**** Stored records ****
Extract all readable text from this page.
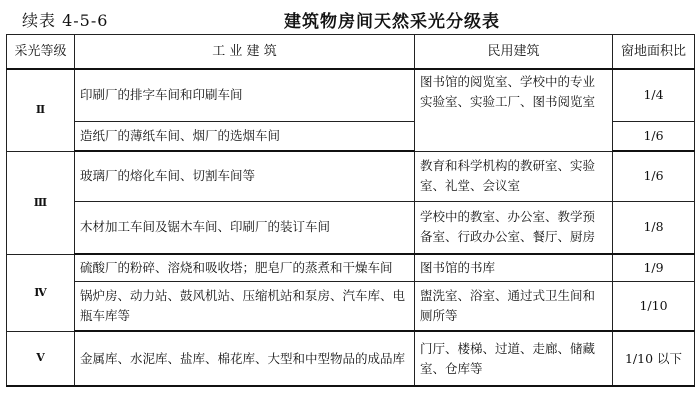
续表 4-5-6	建筑物房间天然采光分级表
采光等级	工 业 建 筑	民用建筑	窗地面积比
Ⅱ	印刷厂的排字车间和印刷车间	图书馆的阅览室、学校中的专业实验室、实验工厂、图书阅览室	1/4
	造纸厂的薄纸车间、烟厂的选烟车间		1/6
Ⅲ	玻璃厂的熔化车间、切割车间等	教育和科学机构的教研室、实验室、礼堂、会议室	1/6
	木材加工车间及锯木车间、印刷厂的装订车间	学校中的教室、办公室、教学预备室、行政办公室、餐厅、厨房	1/8
Ⅳ	硫酸厂的粉碎、溶烧和吸收塔；肥皂厂的蒸煮和干燥车间	图书馆的书库	1/9
	锅炉房、动力站、鼓风机站、压缩机站和泵房、汽车库、电瓶车库等	盥洗室、浴室、通过式卫生间和厕所等	1/10
Ⅴ	金属库、水泥库、盐库、棉花库、大型和中型物品的成品库	门厅、楼梯、过道、走廊、储藏室、仓库等	1/10 以下
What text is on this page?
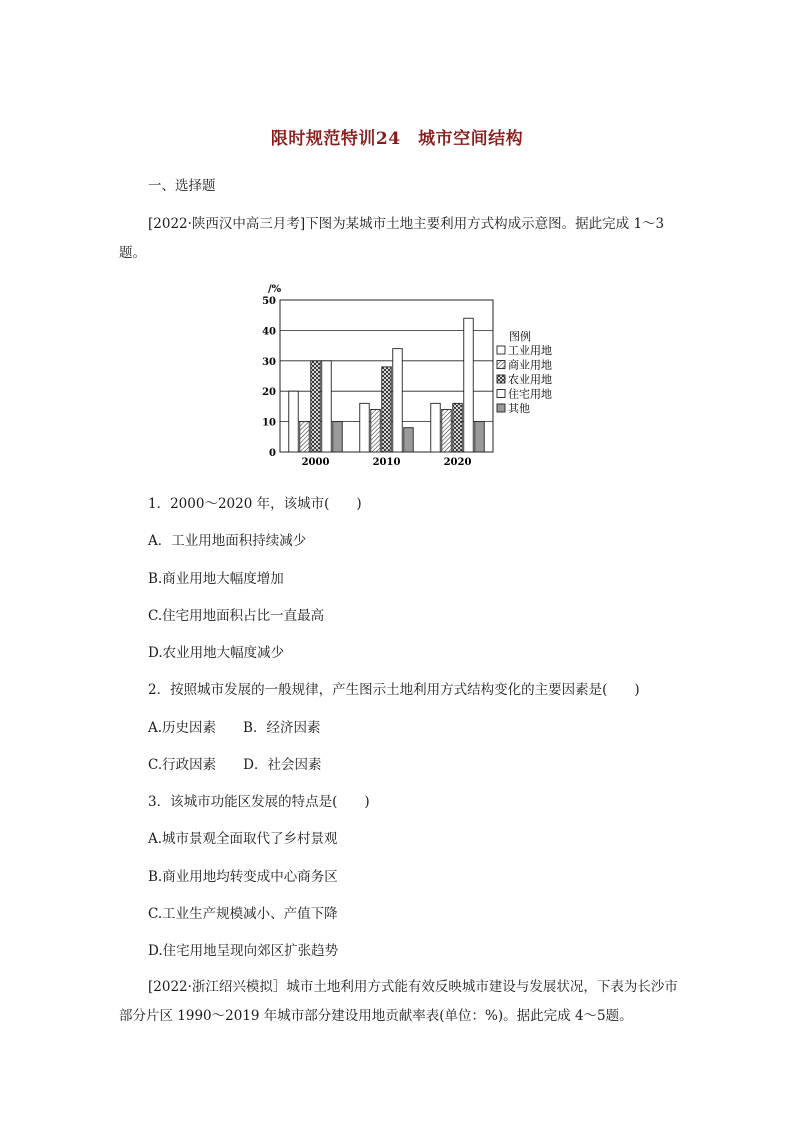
限时规范特训24　城市空间结构
一、选择题
[2022·陕西汉中高三月考]下图为某城市土地主要利用方式构成示意图。据此完成 1～3题。
0
10
20
30
40
50
/%
2000	2010	2020
图例
工业用地
商业用地
农业用地
住宅用地
其他
1．2000～2020 年，该城市(　　)
A．工业用地面积持续减少
B.商业用地大幅度增加
C.住宅用地面积占比一直最高
D.农业用地大幅度减少
2．按照城市发展的一般规律，产生图示土地利用方式结构变化的主要因素是(　　)
A.历史因素　　B．经济因素
C.行政因素　　D．社会因素
3．该城市功能区发展的特点是(　　)
A.城市景观全面取代了乡村景观
B.商业用地均转变成中心商务区
C.工业生产规模减小、产值下降
D.住宅用地呈现向郊区扩张趋势
[2022·浙江绍兴模拟］城市土地利用方式能有效反映城市建设与发展状况，下表为长沙市部分片区 1990～2019 年城市部分建设用地贡献率表(单位：%)。据此完成 4～5题。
****
_Task details:_ Collect the lines of the records that include the string "page".

_Reply to the task:_
Extract all readable text from this page.
What text is on this page?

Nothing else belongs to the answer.